Copy all the entries word for word, but omit the pictures.
* Start Material for this exercise *
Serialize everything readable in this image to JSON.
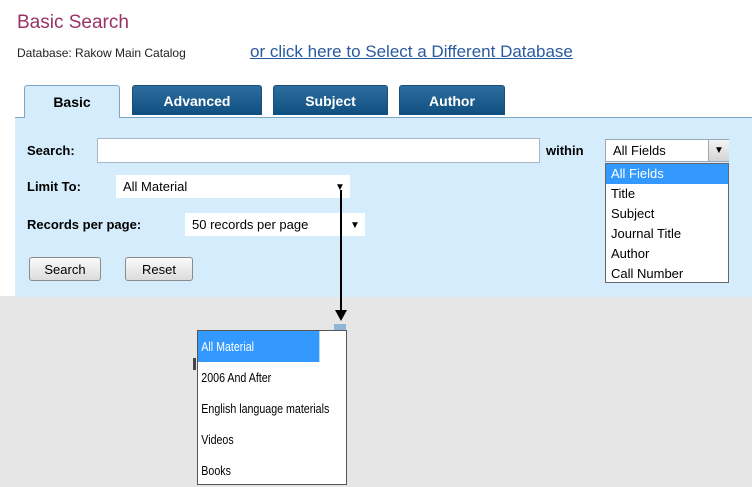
{
  "header": {
    "title": "Basic Search",
    "database_label": "Database: Rakow Main Catalog",
    "database_link": "or click here to Select a Different Database"
  },
  "tabs": [
    {
      "label": "Basic",
      "active": true
    },
    {
      "label": "Advanced",
      "active": false
    },
    {
      "label": "Subject",
      "active": false
    },
    {
      "label": "Author",
      "active": false
    }
  ],
  "form": {
    "search_label": "Search:",
    "search_value": "",
    "within_label": "within",
    "within_selected": "All Fields",
    "limit_label": "Limit To:",
    "limit_selected": "All Material",
    "records_label": "Records per page:",
    "records_selected": "50 records per page",
    "search_button": "Search",
    "reset_button": "Reset"
  },
  "within_options": [
    "All Fields",
    "Title",
    "Subject",
    "Journal Title",
    "Author",
    "Call Number"
  ],
  "limit_options": [
    "All Material",
    "2006 And After",
    "English language materials",
    "Videos",
    "Books"
  ],
  "colors": {
    "title": "#993366",
    "link": "#2a5aa0",
    "tab_active": "#d4ecfb",
    "tab_inactive": "#1a5a8a",
    "selection": "#3399ff"
  }
}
* End Material for this exercise *
(The reply):
Serialize everything readable in this image to JSON.
{
  "header": {
    "title": "Basic Search",
    "database_label": "Database: Rakow Main Catalog",
    "database_link": "or click here to Select a Different Database"
  },
  "tabs": [
    {
      "label": "Basic",
      "active": true
    },
    {
      "label": "Advanced",
      "active": false
    },
    {
      "label": "Subject",
      "active": false
    },
    {
      "label": "Author",
      "active": false
    }
  ],
  "form": {
    "search_label": "Search:",
    "search_value": "",
    "within_label": "within",
    "within_selected": "All Fields",
    "limit_label": "Limit To:",
    "limit_selected": "All Material",
    "records_label": "Records per page:",
    "records_selected": "50 records per page",
    "search_button": "Search",
    "reset_button": "Reset"
  },
  "within_options": [
    "All Fields",
    "Title",
    "Subject",
    "Journal Title",
    "Author",
    "Call Number"
  ],
  "limit_options": [
    "All Material",
    "2006 And After",
    "English language materials",
    "Videos",
    "Books"
  ],
  "colors": {
    "title": "#993366",
    "link": "#2a5aa0",
    "tab_active": "#d4ecfb",
    "tab_inactive": "#1a5a8a",
    "selection": "#3399ff"
  }
}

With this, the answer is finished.